→ **DIRECTION**
Quote all of the data exactly as given. Skip every picture it contains.

→ **DATA EXTRACT**
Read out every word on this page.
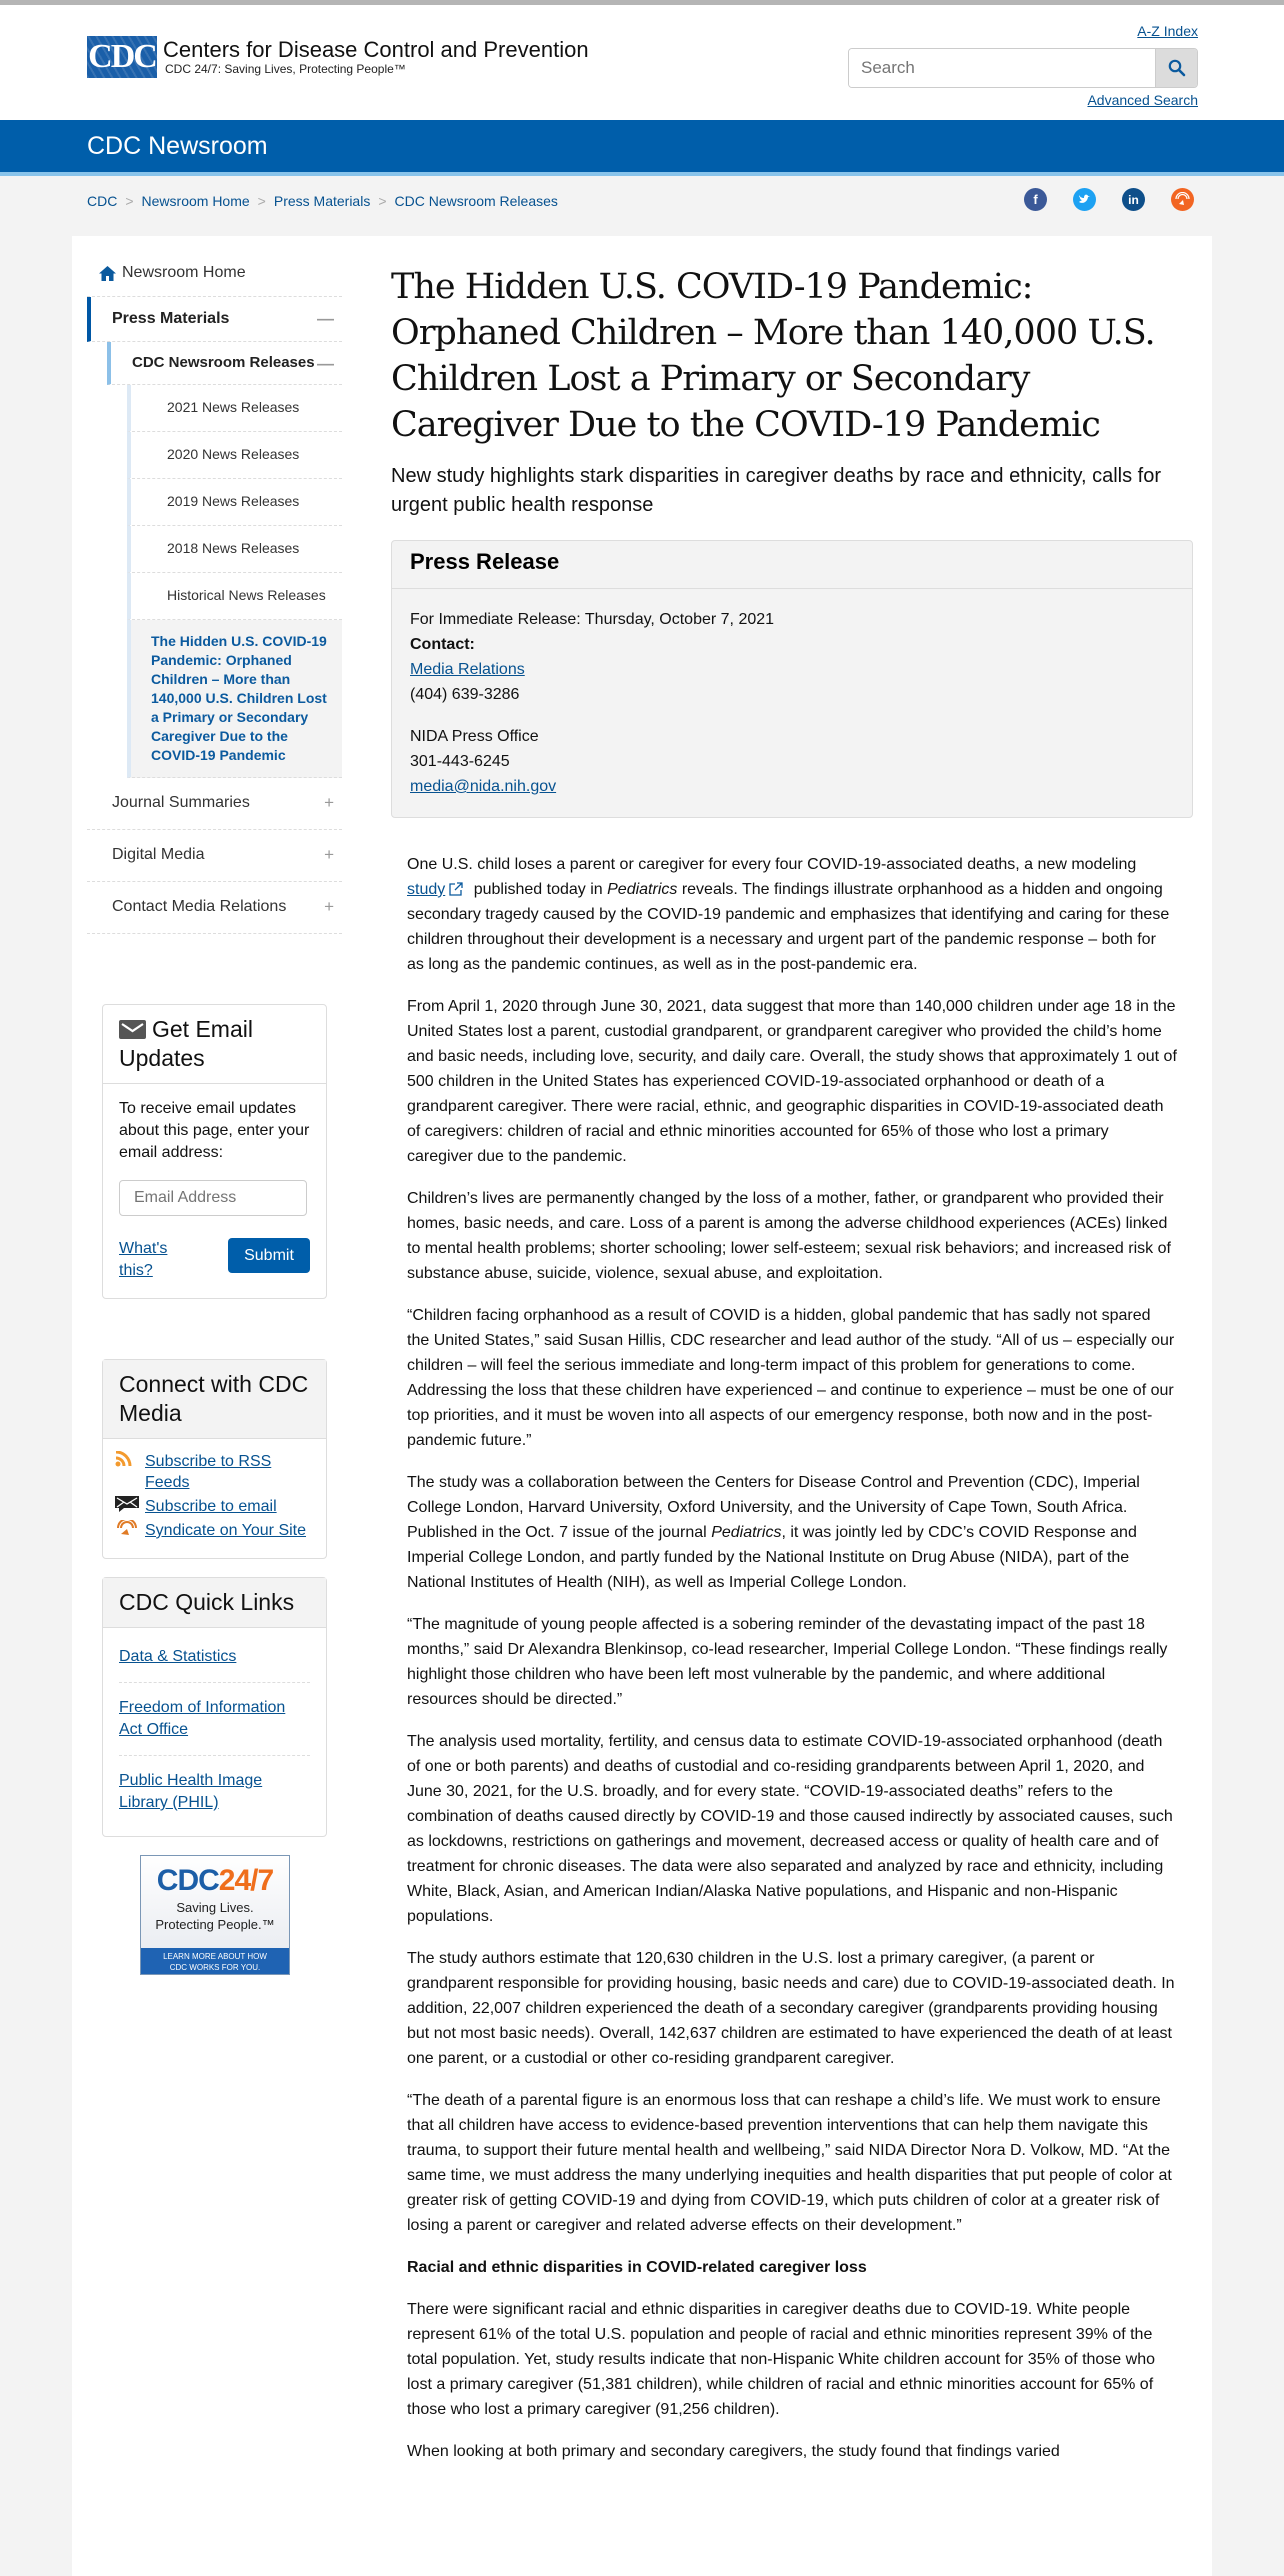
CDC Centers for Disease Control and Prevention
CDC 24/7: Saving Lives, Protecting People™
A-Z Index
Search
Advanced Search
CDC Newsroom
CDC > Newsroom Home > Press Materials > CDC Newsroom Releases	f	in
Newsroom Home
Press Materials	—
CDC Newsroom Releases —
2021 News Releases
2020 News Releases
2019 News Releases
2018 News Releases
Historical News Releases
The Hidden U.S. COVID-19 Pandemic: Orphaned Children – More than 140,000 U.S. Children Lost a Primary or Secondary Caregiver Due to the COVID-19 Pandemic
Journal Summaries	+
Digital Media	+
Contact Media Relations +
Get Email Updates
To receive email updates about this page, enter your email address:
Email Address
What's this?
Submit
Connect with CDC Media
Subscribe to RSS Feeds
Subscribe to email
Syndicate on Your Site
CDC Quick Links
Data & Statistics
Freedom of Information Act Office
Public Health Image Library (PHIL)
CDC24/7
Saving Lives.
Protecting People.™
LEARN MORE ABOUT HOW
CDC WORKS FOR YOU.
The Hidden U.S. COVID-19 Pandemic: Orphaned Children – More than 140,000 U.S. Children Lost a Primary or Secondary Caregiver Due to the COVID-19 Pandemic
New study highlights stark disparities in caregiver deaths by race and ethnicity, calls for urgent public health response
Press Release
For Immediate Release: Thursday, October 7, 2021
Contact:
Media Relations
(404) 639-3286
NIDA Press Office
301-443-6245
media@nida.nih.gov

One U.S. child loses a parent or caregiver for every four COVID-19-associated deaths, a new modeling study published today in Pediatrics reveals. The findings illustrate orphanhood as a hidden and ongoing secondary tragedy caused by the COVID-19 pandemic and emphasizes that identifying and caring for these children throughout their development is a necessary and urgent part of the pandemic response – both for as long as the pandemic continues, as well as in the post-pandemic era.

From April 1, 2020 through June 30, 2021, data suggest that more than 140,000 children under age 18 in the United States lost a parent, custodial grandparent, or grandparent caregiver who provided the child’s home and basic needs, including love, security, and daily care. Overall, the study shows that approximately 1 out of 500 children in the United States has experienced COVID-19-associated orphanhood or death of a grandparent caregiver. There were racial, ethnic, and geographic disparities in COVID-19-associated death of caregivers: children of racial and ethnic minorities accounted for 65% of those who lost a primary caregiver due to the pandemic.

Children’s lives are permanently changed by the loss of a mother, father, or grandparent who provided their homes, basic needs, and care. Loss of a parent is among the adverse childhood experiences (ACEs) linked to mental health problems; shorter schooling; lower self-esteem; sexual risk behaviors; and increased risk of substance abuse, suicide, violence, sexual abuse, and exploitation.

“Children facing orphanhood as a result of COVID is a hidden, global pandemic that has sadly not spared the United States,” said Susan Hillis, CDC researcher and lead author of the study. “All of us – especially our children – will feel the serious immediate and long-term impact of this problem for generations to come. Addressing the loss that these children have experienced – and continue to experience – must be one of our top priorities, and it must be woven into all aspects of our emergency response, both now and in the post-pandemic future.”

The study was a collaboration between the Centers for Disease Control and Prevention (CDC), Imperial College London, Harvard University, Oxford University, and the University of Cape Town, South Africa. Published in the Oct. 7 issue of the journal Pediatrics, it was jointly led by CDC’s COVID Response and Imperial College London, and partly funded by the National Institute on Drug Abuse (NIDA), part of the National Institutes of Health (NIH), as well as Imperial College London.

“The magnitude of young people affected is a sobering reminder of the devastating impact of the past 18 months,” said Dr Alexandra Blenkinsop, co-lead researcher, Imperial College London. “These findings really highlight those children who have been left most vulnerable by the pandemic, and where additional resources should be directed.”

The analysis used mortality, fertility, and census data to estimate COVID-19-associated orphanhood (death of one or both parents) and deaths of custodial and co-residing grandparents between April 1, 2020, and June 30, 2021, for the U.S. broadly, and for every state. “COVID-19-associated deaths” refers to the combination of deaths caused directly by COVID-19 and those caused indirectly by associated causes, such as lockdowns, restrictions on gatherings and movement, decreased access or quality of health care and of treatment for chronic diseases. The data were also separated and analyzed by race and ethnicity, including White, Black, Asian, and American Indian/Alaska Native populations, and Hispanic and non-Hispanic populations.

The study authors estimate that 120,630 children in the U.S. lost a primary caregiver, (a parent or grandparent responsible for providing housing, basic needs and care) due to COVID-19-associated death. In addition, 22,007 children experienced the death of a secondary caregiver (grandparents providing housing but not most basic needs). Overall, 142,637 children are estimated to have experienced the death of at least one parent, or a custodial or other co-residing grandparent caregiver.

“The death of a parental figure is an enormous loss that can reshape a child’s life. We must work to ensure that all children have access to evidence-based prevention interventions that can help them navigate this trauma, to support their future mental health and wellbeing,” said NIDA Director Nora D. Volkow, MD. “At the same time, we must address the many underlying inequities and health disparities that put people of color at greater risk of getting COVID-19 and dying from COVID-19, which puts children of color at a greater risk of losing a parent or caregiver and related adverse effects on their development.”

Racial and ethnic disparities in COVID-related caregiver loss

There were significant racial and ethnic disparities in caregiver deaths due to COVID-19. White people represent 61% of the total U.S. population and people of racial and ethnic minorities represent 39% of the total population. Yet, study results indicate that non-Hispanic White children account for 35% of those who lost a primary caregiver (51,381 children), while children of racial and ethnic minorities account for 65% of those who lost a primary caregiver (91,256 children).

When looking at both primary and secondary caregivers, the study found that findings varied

→ **CORRECT RESULT**
Read out every word on this page.
CDC Centers for Disease Control and Prevention
CDC 24/7: Saving Lives, Protecting People™
A-Z Index
Search
Advanced Search
CDC Newsroom
CDC > Newsroom Home > Press Materials > CDC Newsroom Releases	f	in
Newsroom Home
Press Materials	—
CDC Newsroom Releases —
2021 News Releases
2020 News Releases
2019 News Releases
2018 News Releases
Historical News Releases
The Hidden U.S. COVID-19 Pandemic: Orphaned Children – More than 140,000 U.S. Children Lost a Primary or Secondary Caregiver Due to the COVID-19 Pandemic
Journal Summaries	+
Digital Media	+
Contact Media Relations +
Get Email Updates
To receive email updates about this page, enter your email address:
Email Address
What's this?
Submit
Connect with CDC Media
Subscribe to RSS Feeds
Subscribe to email
Syndicate on Your Site
CDC Quick Links
Data & Statistics
Freedom of Information Act Office
Public Health Image Library (PHIL)
CDC24/7
Saving Lives.
Protecting People.™
LEARN MORE ABOUT HOW
CDC WORKS FOR YOU.
The Hidden U.S. COVID-19 Pandemic: Orphaned Children – More than 140,000 U.S. Children Lost a Primary or Secondary Caregiver Due to the COVID-19 Pandemic
New study highlights stark disparities in caregiver deaths by race and ethnicity, calls for urgent public health response
Press Release
For Immediate Release: Thursday, October 7, 2021
Contact:
Media Relations
(404) 639-3286
NIDA Press Office
301-443-6245
media@nida.nih.gov

One U.S. child loses a parent or caregiver for every four COVID-19-associated deaths, a new modeling study published today in Pediatrics reveals. The findings illustrate orphanhood as a hidden and ongoing secondary tragedy caused by the COVID-19 pandemic and emphasizes that identifying and caring for these children throughout their development is a necessary and urgent part of the pandemic response – both for as long as the pandemic continues, as well as in the post-pandemic era.

From April 1, 2020 through June 30, 2021, data suggest that more than 140,000 children under age 18 in the United States lost a parent, custodial grandparent, or grandparent caregiver who provided the child’s home and basic needs, including love, security, and daily care. Overall, the study shows that approximately 1 out of 500 children in the United States has experienced COVID-19-associated orphanhood or death of a grandparent caregiver. There were racial, ethnic, and geographic disparities in COVID-19-associated death of caregivers: children of racial and ethnic minorities accounted for 65% of those who lost a primary caregiver due to the pandemic.

Children’s lives are permanently changed by the loss of a mother, father, or grandparent who provided their homes, basic needs, and care. Loss of a parent is among the adverse childhood experiences (ACEs) linked to mental health problems; shorter schooling; lower self-esteem; sexual risk behaviors; and increased risk of substance abuse, suicide, violence, sexual abuse, and exploitation.

“Children facing orphanhood as a result of COVID is a hidden, global pandemic that has sadly not spared the United States,” said Susan Hillis, CDC researcher and lead author of the study. “All of us – especially our children – will feel the serious immediate and long-term impact of this problem for generations to come. Addressing the loss that these children have experienced – and continue to experience – must be one of our top priorities, and it must be woven into all aspects of our emergency response, both now and in the post-pandemic future.”

The study was a collaboration between the Centers for Disease Control and Prevention (CDC), Imperial College London, Harvard University, Oxford University, and the University of Cape Town, South Africa. Published in the Oct. 7 issue of the journal Pediatrics, it was jointly led by CDC’s COVID Response and Imperial College London, and partly funded by the National Institute on Drug Abuse (NIDA), part of the National Institutes of Health (NIH), as well as Imperial College London.

“The magnitude of young people affected is a sobering reminder of the devastating impact of the past 18 months,” said Dr Alexandra Blenkinsop, co-lead researcher, Imperial College London. “These findings really highlight those children who have been left most vulnerable by the pandemic, and where additional resources should be directed.”

The analysis used mortality, fertility, and census data to estimate COVID-19-associated orphanhood (death of one or both parents) and deaths of custodial and co-residing grandparents between April 1, 2020, and June 30, 2021, for the U.S. broadly, and for every state. “COVID-19-associated deaths” refers to the combination of deaths caused directly by COVID-19 and those caused indirectly by associated causes, such as lockdowns, restrictions on gatherings and movement, decreased access or quality of health care and of treatment for chronic diseases. The data were also separated and analyzed by race and ethnicity, including White, Black, Asian, and American Indian/Alaska Native populations, and Hispanic and non-Hispanic populations.

The study authors estimate that 120,630 children in the U.S. lost a primary caregiver, (a parent or grandparent responsible for providing housing, basic needs and care) due to COVID-19-associated death. In addition, 22,007 children experienced the death of a secondary caregiver (grandparents providing housing but not most basic needs). Overall, 142,637 children are estimated to have experienced the death of at least one parent, or a custodial or other co-residing grandparent caregiver.

“The death of a parental figure is an enormous loss that can reshape a child’s life. We must work to ensure that all children have access to evidence-based prevention interventions that can help them navigate this trauma, to support their future mental health and wellbeing,” said NIDA Director Nora D. Volkow, MD. “At the same time, we must address the many underlying inequities and health disparities that put people of color at greater risk of getting COVID-19 and dying from COVID-19, which puts children of color at a greater risk of losing a parent or caregiver and related adverse effects on their development.”

Racial and ethnic disparities in COVID-related caregiver loss

There were significant racial and ethnic disparities in caregiver deaths due to COVID-19. White people represent 61% of the total U.S. population and people of racial and ethnic minorities represent 39% of the total population. Yet, study results indicate that non-Hispanic White children account for 35% of those who lost a primary caregiver (51,381 children), while children of racial and ethnic minorities account for 65% of those who lost a primary caregiver (91,256 children).

When looking at both primary and secondary caregivers, the study found that findings varied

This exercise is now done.